Items:
**********

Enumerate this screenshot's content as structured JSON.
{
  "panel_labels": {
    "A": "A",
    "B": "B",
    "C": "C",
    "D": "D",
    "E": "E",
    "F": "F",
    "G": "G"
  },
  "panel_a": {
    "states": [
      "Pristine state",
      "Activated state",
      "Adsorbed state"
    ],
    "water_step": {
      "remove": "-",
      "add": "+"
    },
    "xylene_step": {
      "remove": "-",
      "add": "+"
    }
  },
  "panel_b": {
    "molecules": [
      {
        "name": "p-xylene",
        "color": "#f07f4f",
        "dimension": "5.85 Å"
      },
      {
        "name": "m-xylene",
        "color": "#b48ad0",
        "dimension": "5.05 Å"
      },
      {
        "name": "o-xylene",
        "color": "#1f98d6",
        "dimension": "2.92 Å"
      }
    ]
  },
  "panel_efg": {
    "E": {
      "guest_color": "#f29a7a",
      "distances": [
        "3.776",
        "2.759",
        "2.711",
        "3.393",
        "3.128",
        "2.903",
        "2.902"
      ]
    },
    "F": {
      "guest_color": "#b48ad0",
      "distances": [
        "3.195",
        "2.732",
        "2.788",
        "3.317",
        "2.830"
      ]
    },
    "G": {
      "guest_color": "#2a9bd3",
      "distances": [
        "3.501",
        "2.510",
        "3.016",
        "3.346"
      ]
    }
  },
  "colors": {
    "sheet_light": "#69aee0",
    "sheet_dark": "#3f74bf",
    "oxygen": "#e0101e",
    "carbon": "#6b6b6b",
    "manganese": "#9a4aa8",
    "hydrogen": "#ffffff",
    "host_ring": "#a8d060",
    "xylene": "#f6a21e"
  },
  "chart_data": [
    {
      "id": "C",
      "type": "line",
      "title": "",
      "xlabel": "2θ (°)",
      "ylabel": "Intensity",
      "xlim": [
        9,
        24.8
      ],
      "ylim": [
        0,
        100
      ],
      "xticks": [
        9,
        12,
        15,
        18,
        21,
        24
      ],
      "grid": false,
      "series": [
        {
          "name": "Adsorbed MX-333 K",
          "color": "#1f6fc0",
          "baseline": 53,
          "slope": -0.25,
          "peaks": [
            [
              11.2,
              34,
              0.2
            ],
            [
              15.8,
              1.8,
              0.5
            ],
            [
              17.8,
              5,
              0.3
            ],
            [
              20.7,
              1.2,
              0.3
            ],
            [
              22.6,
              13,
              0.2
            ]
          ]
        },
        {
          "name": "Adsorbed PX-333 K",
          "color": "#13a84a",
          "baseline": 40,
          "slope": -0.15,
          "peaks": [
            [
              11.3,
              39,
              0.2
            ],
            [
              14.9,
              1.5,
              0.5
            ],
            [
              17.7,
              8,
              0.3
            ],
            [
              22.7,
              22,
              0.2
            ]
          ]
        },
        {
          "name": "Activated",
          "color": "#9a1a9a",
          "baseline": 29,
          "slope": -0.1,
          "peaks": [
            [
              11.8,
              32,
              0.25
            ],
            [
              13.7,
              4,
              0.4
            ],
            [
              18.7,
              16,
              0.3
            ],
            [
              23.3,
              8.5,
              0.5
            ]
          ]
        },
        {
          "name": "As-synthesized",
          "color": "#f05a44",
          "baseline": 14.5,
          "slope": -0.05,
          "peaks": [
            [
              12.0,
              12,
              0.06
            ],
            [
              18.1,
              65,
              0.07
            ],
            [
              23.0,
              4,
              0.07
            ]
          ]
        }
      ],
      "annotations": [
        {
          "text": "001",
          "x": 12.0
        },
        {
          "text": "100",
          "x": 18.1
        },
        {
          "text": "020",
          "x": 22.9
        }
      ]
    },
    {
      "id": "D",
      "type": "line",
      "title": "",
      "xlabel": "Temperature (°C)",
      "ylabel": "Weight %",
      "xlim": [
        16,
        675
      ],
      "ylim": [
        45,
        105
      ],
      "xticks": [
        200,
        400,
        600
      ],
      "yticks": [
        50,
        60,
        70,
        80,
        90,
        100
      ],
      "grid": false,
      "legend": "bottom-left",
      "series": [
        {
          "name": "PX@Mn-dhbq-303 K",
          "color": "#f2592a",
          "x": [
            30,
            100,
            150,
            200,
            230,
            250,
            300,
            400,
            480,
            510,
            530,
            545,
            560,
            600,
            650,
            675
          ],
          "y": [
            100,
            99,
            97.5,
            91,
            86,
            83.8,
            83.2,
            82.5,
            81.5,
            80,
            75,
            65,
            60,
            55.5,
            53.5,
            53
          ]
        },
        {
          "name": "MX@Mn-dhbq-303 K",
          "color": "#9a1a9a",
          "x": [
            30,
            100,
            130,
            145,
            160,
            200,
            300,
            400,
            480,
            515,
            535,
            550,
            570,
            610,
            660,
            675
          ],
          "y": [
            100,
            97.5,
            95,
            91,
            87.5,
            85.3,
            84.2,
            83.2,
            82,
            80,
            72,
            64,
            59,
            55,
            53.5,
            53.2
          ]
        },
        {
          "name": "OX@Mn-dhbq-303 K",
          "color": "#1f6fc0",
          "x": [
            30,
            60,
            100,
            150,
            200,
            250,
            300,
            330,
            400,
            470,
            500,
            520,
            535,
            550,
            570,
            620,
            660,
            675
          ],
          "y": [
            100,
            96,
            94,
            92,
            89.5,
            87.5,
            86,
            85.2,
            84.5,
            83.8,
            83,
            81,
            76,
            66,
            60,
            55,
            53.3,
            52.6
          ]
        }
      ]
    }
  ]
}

**********

What you have to do: Reproduce every line of the listing above in which the string "slope" appears.

Finished task:
          "slope": -0.25,
          "slope": -0.15,
          "slope": -0.1,
          "slope": -0.05,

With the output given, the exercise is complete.